*Data records:*
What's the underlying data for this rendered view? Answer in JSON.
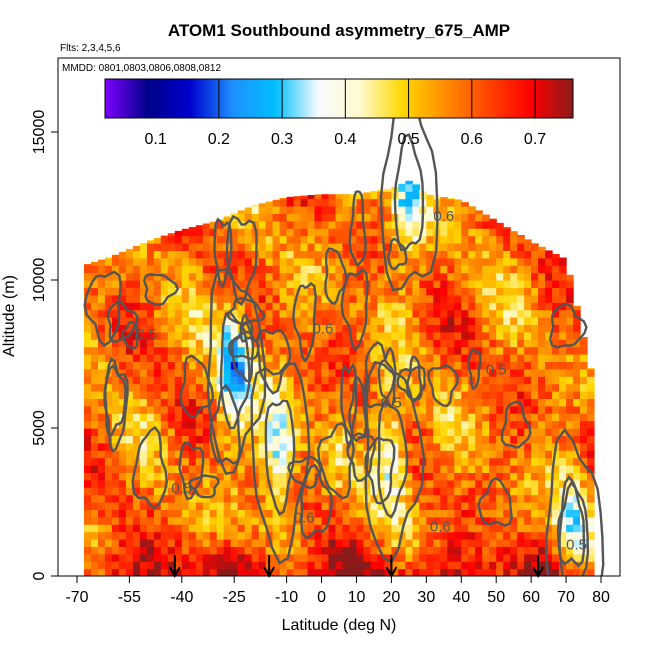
{
  "chart_data": {
    "type": "heatmap",
    "title": "ATOM1 Southbound asymmetry_675_AMP",
    "subtitle_flights": "Flts: 2,3,4,5,6",
    "subtitle_dates": "MMDD: 0801,0803,0806,0808,0812",
    "xlabel": "Latitude (deg N)",
    "ylabel": "Altitude (m)",
    "xlim": [
      -70,
      80
    ],
    "ylim": [
      0,
      17500
    ],
    "x_ticks": [
      -70,
      -55,
      -40,
      -25,
      -10,
      0,
      10,
      20,
      30,
      40,
      50,
      60,
      70,
      80
    ],
    "y_ticks": [
      0,
      5000,
      10000,
      15000
    ],
    "colorbar": {
      "range": [
        0.02,
        0.76
      ],
      "ticks": [
        0.1,
        0.2,
        0.3,
        0.4,
        0.5,
        0.6,
        0.7
      ],
      "colors": [
        "#7f00ff",
        "#00008b",
        "#0000cd",
        "#1e90ff",
        "#00bfff",
        "#f5fbff",
        "#fffacd",
        "#ffd700",
        "#ff8c00",
        "#ff4500",
        "#ff0000",
        "#8b1a1a"
      ]
    },
    "contour_levels": [
      0.3,
      0.4,
      0.5,
      0.6
    ],
    "contour_labels": [
      "0.6",
      "0.5",
      "0.5",
      "0.6",
      "0.5",
      "0.5",
      "0.6",
      "0.6",
      "0.5"
    ],
    "profile_arrows_lat": [
      -42,
      -15,
      20,
      62
    ],
    "coverage_top_m": [
      [
        -68,
        10500
      ],
      [
        -60,
        10800
      ],
      [
        -50,
        11300
      ],
      [
        -40,
        11700
      ],
      [
        -30,
        12000
      ],
      [
        -20,
        12500
      ],
      [
        -10,
        12800
      ],
      [
        0,
        12900
      ],
      [
        10,
        12900
      ],
      [
        20,
        13100
      ],
      [
        26,
        13400
      ],
      [
        30,
        12900
      ],
      [
        40,
        12700
      ],
      [
        50,
        12000
      ],
      [
        60,
        11300
      ],
      [
        70,
        10700
      ],
      [
        78,
        6500
      ]
    ],
    "summary_values": [
      {
        "lat": -25,
        "alt": 7000,
        "value": 0.25
      },
      {
        "lat": -12,
        "alt": 4200,
        "value": 0.32
      },
      {
        "lat": 20,
        "alt": 4000,
        "value": 0.33
      },
      {
        "lat": 72,
        "alt": 1300,
        "value": 0.35
      },
      {
        "lat": 25,
        "alt": 12800,
        "value": 0.3
      },
      {
        "lat": -60,
        "alt": 500,
        "value": 0.7
      },
      {
        "lat": 0,
        "alt": 500,
        "value": 0.7
      },
      {
        "lat": 50,
        "alt": 800,
        "value": 0.68
      }
    ]
  }
}
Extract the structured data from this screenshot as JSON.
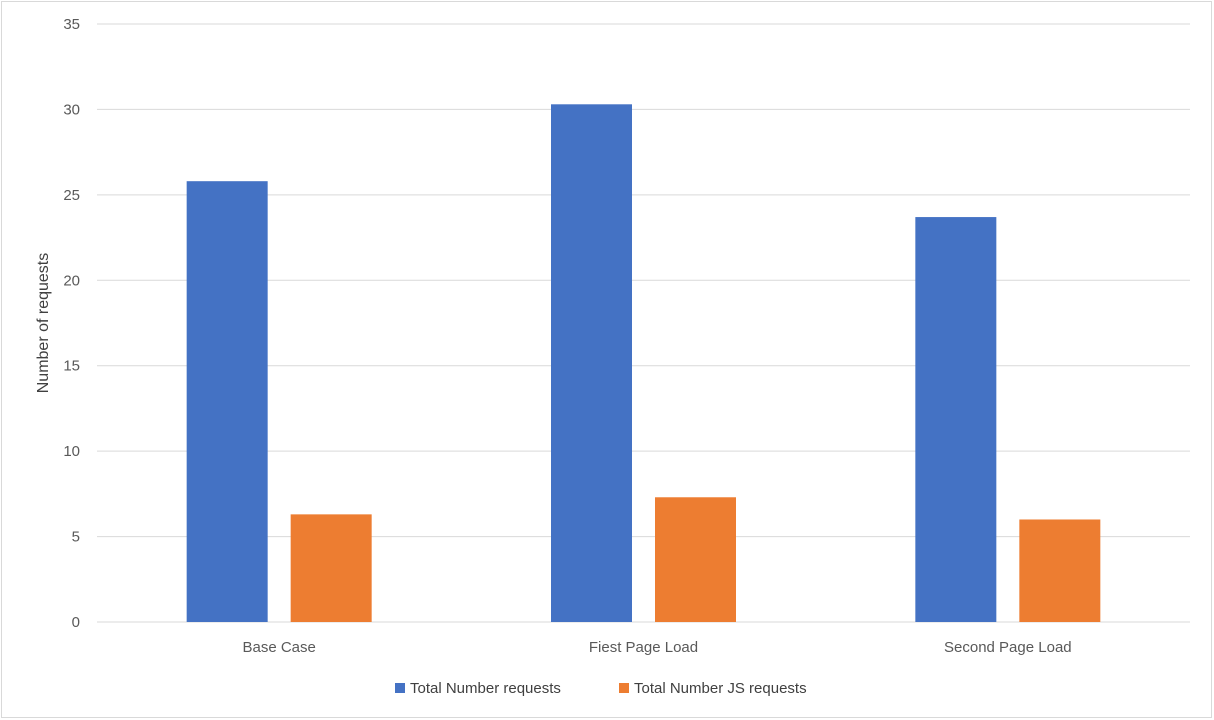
{
  "chart_data": {
    "type": "bar",
    "title": "",
    "xlabel": "",
    "ylabel": "Number of requests",
    "ylim": [
      0,
      35
    ],
    "yticks": [
      0,
      5,
      10,
      15,
      20,
      25,
      30,
      35
    ],
    "grid": true,
    "legend_position": "bottom",
    "categories": [
      "Base Case",
      "Fiest Page Load",
      "Second Page Load"
    ],
    "series": [
      {
        "name": "Total Number requests",
        "color": "#4472c4",
        "values": [
          25.8,
          30.3,
          23.7
        ]
      },
      {
        "name": "Total Number JS requests",
        "color": "#ed7d31",
        "values": [
          6.3,
          7.3,
          6.0
        ]
      }
    ]
  }
}
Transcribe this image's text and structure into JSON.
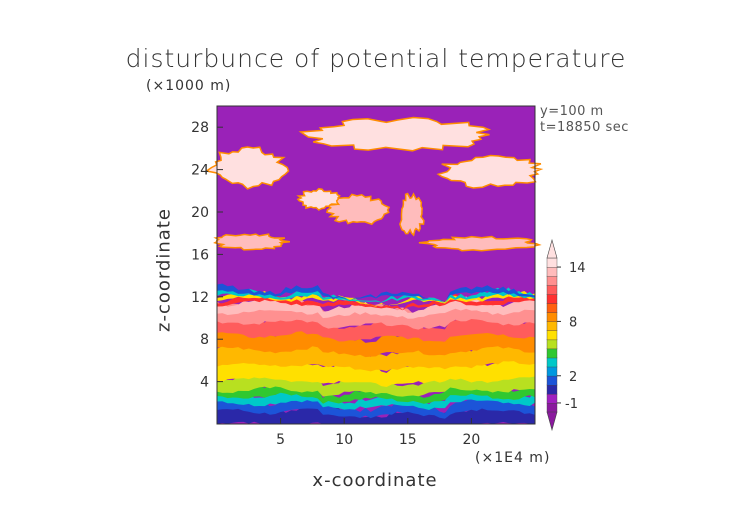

*The problem:* From the entries above, copy every line that holds the word "Number".

*Solution:*
    "ylabel": "Number of requests",
        "name": "Total Number requests",
        "name": "Total Number JS requests",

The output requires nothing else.